### [OBJECTIFS]
1. Relevez toutes les années citées dans l'extrait sur les Noëls consacrés à Adam.
2. Modifiez un passage de l'extrait sur les Noëls consacrés à Adam : recopiez-le en commençant par "Nous ne nous" et en allant jusqu'à "des retraites, etc.", puis remplacez "peste" par "famine".

### [EXTRAIT CHOISI]
────
L'air qui nous est proposé ici est celui recueilli vers 1850, par Charles-Marie Loyer, l'un des premiers guérandais s'étant intéressé aux chansons populaires de ce secteur, sorti de l'oubli grâce aux travaux de Fernand Guériff. Il diffère un peu de l'original, prouvant ainsi que la popularité de ce chant avait abouti à sa folklorisation.
Nous ne nous étendrons pas sur le texte lui-même. Malgré son caractère gentiment misogyne, il récapitule l'essentiel de la morale biblique: fini de coincer la bulle dans les jardins d'Eden. Désormais l'homme est confronté à tous les malheurs: plaintes, peurs, peste, guerre, vieillesse inexorable, réforme des retraites, etc.
Bien avant la publication de ce texte des auteurs de Noëls avaient déjà réglé son compte à notre ancêtre commun. En voici deux répertoriés par Henri Poulaille, le spécialiste du genre, dans sa “belle bible des Noëls anciens”. Dès 1555, à Lyon, Nicolas Martin dénonce:
Adam par sa fragilité
Nous fit mortels par vice...
Michel Coyssard, en 1657, imprime des vers qui débutent par:
Notre premier père Adam
A son dam
La funeste pomme entame...
D'autres Noëls, anonymes, reviennent avec insistance sur les responsabilités du voleur de pomme et de sa moitié.
Il est sans doute un peu tard pour apprendre et chanter cette chanson en ce Noël 2019. Mais si vous faites dès maintenant l'acquisition (pour une somme fort modeste) du recueil de chansons de F. Guériff, il vous restera 52 semaines pour pouvoir les entonner l'hiver prochain.
Sur ce, nous vous souhaitons de très bonne fêtes de fin d'année et vous donnons rendez-vous en 2020.
────
Listes de régions et d'étiquettes:
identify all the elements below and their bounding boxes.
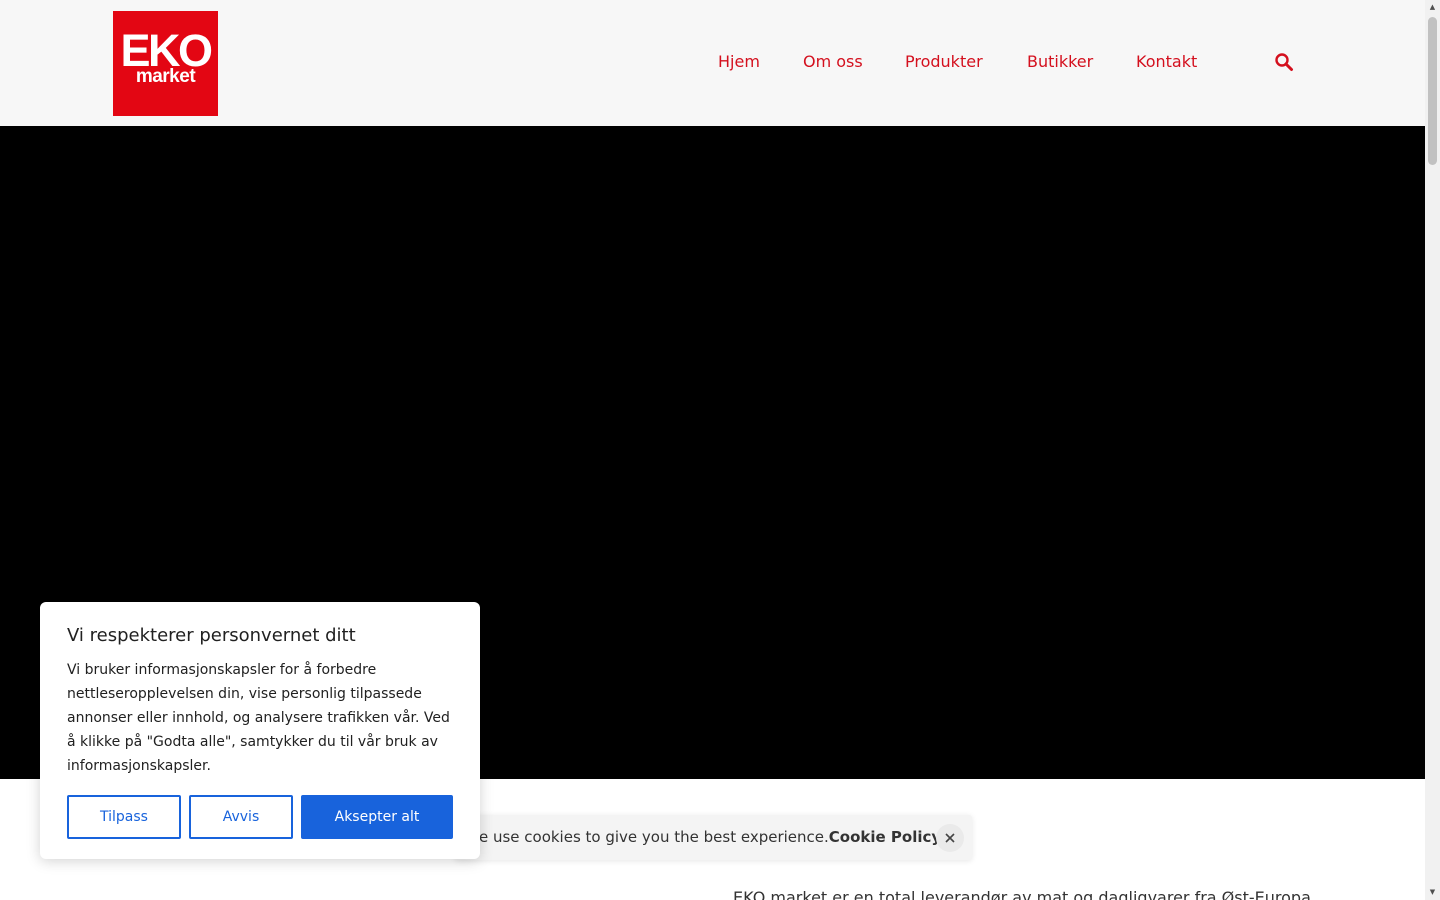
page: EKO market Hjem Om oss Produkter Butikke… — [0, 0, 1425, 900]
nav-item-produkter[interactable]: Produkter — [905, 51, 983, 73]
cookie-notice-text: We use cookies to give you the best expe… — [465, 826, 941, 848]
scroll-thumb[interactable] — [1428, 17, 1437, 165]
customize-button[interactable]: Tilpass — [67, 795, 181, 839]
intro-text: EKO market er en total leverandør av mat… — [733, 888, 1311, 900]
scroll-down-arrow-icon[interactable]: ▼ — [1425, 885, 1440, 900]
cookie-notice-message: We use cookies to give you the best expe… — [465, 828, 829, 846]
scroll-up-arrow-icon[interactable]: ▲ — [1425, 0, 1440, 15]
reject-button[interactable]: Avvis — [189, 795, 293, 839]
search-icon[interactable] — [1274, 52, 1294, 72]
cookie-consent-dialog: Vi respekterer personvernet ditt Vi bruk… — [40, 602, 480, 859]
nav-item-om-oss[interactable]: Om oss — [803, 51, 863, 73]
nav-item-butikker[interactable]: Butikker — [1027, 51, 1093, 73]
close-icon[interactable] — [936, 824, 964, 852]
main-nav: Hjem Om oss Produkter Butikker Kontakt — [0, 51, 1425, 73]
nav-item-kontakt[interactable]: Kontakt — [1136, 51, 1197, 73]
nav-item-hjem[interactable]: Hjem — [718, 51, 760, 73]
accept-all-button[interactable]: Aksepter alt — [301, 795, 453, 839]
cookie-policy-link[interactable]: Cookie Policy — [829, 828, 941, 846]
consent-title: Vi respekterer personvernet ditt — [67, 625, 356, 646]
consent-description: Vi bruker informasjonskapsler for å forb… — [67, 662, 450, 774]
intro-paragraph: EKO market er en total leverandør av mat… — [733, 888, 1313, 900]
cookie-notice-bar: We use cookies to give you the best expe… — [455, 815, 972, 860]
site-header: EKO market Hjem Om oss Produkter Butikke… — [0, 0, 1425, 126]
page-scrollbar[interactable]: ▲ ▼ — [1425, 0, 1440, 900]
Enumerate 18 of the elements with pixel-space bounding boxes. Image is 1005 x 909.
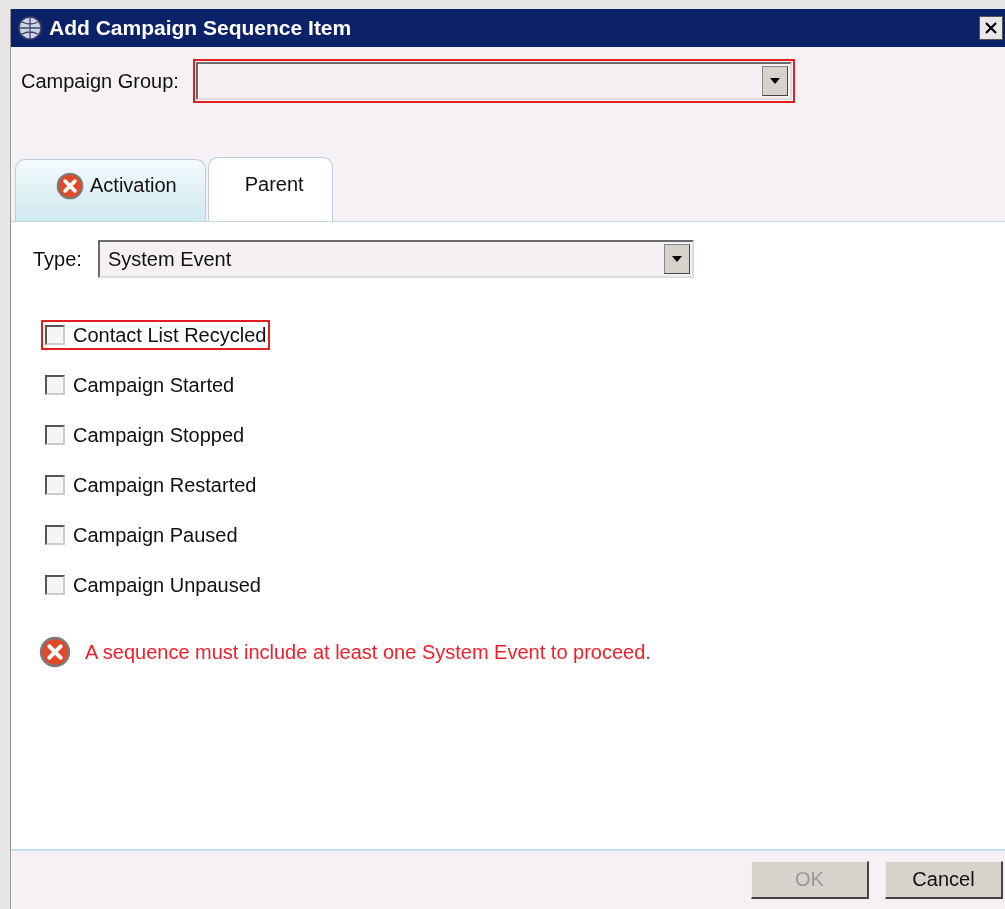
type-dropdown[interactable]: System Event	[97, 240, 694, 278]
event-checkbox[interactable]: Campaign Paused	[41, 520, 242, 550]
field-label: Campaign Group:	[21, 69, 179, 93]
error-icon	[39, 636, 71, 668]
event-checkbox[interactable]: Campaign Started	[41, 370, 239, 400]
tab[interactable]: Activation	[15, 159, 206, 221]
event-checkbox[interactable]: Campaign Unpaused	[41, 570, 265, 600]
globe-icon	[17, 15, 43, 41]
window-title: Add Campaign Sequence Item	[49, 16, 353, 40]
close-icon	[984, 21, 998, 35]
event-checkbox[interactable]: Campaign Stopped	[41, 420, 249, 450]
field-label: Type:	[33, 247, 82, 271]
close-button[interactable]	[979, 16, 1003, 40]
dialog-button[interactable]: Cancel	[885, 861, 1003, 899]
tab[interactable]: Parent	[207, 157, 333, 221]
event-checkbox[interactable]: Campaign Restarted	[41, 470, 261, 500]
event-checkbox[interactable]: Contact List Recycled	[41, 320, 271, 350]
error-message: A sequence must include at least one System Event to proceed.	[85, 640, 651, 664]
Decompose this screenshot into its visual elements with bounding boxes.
────
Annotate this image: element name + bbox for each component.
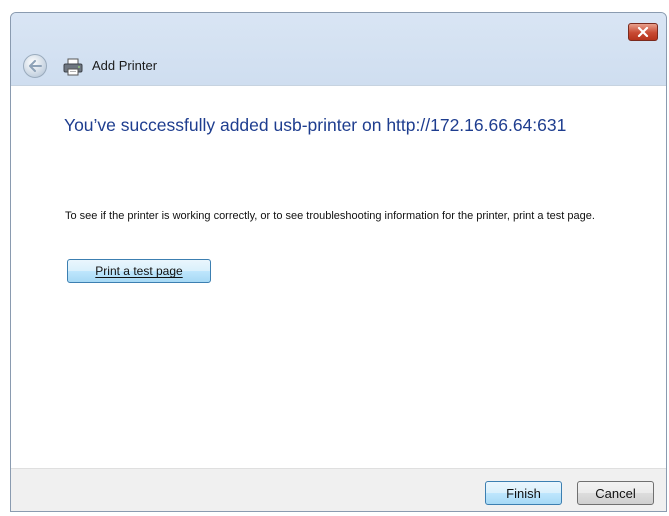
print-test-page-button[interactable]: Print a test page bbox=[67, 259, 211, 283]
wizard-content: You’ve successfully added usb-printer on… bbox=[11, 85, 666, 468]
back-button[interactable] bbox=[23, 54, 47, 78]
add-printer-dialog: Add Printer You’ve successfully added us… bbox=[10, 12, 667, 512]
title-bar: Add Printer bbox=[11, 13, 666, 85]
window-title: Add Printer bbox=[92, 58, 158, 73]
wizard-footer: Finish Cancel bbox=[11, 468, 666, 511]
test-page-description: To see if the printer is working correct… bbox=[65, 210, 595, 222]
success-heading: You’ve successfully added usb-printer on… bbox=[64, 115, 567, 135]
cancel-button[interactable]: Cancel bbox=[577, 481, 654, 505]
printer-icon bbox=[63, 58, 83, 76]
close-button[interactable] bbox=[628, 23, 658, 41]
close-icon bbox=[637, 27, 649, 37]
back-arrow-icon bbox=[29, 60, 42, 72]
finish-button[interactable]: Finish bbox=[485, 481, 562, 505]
────
### [CORRIGÉ PAR TÂCHE]
1. 1850, 1555, 1657, 2019, 2020

2.
Nous ne nous étendrons pas sur le texte lui-même. Malgré son caractère gentiment misogyne, il récapitule l'essentiel de la morale biblique: fini de coincer la bulle dans les jardins d'Eden. Désormais l'homme est confronté à tous les malheurs: plaintes, peurs, famine, guerre, vieillesse inexorable, réforme des retraites, etc.